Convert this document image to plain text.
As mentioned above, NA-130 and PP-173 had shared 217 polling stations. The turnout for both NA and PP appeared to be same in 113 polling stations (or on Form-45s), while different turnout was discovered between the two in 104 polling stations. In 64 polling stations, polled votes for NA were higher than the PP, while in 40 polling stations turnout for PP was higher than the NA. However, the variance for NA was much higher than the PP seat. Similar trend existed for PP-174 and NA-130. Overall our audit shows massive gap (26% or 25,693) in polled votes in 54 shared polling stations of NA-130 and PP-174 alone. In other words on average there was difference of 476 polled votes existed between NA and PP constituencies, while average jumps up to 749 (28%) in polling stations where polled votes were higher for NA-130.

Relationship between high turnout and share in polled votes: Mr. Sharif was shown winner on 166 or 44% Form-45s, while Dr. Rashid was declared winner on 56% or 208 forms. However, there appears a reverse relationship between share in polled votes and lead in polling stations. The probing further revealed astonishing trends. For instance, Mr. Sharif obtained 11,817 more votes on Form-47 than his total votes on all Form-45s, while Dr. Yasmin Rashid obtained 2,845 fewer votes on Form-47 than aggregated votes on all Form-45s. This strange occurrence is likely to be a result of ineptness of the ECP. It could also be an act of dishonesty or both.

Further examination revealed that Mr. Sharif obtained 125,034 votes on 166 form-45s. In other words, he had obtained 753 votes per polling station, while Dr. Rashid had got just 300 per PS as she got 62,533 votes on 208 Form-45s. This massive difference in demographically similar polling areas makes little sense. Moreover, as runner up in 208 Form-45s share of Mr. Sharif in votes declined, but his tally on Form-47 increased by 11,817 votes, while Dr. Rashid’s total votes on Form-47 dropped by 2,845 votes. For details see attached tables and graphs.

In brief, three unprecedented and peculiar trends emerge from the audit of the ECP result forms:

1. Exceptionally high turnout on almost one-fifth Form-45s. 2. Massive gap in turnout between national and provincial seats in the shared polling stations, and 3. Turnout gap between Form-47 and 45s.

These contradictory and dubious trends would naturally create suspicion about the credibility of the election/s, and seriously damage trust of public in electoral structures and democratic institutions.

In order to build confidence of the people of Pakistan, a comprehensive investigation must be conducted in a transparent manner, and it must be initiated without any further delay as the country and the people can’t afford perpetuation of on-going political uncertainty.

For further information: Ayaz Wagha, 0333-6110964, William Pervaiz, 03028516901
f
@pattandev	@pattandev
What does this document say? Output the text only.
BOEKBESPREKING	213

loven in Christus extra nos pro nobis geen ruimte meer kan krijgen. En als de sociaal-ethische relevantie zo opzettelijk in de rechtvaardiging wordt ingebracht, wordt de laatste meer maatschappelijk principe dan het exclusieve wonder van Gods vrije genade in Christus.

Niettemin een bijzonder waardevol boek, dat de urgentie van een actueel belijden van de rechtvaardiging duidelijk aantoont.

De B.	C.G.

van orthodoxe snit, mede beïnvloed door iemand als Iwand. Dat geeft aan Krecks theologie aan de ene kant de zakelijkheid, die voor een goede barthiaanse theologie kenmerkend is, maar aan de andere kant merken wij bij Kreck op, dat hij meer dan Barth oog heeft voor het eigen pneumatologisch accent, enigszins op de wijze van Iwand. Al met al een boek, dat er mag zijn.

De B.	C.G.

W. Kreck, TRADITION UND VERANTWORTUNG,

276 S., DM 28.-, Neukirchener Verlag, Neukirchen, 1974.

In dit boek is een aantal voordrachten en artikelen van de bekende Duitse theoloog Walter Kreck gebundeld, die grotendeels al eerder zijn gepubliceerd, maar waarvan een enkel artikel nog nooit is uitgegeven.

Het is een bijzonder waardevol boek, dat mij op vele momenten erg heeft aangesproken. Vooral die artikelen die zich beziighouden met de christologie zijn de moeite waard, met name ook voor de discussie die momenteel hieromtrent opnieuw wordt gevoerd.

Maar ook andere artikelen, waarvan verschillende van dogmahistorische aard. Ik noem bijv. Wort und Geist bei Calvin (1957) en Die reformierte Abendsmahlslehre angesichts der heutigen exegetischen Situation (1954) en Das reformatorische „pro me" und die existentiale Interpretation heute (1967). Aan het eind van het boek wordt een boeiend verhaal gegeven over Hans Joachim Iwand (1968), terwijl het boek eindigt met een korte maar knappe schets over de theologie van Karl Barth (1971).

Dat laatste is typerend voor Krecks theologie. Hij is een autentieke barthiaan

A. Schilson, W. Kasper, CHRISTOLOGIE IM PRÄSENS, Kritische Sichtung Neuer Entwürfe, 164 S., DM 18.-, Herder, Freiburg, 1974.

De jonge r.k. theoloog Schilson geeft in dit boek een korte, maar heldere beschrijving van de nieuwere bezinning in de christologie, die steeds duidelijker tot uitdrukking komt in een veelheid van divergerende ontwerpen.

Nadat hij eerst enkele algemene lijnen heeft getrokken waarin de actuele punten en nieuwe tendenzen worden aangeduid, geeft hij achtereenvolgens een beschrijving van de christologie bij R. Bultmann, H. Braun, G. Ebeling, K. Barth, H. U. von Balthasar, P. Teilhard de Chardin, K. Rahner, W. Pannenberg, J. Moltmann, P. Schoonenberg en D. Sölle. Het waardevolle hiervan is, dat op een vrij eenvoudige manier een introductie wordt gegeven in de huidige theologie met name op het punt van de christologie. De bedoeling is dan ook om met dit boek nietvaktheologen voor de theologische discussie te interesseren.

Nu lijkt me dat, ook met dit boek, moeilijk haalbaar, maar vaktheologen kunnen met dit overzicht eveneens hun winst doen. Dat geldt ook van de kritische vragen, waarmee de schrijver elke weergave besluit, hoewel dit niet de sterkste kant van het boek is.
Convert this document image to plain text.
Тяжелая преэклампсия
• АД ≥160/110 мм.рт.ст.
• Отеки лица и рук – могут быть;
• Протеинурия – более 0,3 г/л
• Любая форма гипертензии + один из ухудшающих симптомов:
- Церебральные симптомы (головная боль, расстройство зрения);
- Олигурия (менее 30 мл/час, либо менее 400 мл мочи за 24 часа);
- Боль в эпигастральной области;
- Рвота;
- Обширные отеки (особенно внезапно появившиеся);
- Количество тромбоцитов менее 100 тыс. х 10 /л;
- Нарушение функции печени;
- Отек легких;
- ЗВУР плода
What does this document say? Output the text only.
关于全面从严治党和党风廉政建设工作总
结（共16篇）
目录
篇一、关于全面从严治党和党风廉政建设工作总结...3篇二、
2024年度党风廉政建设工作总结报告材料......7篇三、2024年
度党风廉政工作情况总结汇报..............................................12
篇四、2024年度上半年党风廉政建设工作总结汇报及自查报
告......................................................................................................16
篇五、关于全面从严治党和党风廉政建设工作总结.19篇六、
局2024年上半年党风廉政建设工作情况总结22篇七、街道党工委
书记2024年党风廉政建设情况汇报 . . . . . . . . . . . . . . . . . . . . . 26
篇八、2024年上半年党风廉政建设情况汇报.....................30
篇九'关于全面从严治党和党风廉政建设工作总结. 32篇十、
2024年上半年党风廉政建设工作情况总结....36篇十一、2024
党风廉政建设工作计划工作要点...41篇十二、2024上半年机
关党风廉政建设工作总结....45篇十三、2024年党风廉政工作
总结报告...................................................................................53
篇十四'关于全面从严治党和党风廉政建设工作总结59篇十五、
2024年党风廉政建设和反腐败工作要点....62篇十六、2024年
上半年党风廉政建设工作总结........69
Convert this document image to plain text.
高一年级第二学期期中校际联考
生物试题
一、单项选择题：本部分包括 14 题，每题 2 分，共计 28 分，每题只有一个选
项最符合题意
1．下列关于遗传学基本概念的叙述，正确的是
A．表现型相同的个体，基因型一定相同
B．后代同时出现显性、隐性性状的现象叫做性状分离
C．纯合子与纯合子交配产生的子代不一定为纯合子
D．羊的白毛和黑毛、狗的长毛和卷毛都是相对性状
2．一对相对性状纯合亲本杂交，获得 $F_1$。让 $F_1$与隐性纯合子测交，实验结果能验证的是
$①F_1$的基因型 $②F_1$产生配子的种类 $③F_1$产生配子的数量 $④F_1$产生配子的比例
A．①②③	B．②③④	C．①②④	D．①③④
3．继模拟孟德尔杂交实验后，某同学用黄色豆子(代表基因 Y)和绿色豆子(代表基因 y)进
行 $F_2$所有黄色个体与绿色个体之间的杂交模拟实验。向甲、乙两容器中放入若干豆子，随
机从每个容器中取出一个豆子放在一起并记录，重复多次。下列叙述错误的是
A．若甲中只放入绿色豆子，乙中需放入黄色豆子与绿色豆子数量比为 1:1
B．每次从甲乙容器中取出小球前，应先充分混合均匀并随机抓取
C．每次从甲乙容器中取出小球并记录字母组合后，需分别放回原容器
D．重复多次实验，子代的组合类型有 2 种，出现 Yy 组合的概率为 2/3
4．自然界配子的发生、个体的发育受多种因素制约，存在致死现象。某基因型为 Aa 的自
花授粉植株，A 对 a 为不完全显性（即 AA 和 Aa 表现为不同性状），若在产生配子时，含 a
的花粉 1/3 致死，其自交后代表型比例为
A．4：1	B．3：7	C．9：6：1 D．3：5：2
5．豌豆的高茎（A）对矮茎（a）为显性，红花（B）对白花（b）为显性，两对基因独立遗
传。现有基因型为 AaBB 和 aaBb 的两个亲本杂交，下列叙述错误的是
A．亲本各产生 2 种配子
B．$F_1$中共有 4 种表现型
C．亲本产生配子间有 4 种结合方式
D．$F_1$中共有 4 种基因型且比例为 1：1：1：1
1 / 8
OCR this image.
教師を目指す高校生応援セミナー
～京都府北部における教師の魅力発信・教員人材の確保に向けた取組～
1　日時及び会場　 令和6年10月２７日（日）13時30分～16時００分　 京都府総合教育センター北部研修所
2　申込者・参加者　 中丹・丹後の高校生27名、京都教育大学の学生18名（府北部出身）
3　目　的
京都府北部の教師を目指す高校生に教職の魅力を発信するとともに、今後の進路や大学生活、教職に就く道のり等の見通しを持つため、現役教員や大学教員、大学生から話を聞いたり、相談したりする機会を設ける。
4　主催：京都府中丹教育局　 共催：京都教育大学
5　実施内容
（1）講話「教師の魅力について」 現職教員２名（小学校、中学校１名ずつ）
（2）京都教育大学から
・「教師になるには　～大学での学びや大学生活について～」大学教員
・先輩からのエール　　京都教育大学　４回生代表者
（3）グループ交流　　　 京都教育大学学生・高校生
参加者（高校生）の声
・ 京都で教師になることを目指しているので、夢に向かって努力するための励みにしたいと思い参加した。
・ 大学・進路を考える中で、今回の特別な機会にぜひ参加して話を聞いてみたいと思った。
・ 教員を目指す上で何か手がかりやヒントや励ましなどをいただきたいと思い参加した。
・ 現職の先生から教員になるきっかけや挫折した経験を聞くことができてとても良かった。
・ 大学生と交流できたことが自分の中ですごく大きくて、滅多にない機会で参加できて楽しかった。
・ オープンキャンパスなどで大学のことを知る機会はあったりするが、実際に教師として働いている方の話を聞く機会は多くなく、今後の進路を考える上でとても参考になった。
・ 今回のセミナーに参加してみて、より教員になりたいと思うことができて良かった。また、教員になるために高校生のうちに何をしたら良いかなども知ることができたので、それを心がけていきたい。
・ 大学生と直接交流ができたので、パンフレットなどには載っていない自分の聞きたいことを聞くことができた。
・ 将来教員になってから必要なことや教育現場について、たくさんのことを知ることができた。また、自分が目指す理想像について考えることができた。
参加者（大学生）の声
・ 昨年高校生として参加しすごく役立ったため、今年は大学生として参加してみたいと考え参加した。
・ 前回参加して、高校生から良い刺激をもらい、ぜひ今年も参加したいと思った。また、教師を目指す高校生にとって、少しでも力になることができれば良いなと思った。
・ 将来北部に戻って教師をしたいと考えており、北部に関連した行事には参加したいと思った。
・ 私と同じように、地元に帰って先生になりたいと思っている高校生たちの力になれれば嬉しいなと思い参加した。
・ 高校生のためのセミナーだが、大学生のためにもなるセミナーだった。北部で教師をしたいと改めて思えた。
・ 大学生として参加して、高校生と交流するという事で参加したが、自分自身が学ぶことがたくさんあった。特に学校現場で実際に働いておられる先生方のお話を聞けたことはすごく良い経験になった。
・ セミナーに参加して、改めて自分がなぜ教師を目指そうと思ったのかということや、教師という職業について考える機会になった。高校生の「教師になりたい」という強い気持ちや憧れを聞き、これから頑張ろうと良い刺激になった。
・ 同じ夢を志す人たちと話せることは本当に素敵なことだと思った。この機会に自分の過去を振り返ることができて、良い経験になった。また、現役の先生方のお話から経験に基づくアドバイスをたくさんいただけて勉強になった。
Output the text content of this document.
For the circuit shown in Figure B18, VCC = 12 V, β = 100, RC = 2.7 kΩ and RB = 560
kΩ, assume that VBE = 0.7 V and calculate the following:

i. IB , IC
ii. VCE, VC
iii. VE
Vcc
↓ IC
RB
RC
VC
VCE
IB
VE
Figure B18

= = =

■ What this task involves: Pick out, from the lines above, every one that contains the string "下列叙述错误的是".

■ Answer:
机从每个容器中取出一个豆子放在一起并记录，重复多次。下列叙述错误的是
传。现有基因型为 AaBB 和 aaBb 的两个亲本杂交，下列叙述错误的是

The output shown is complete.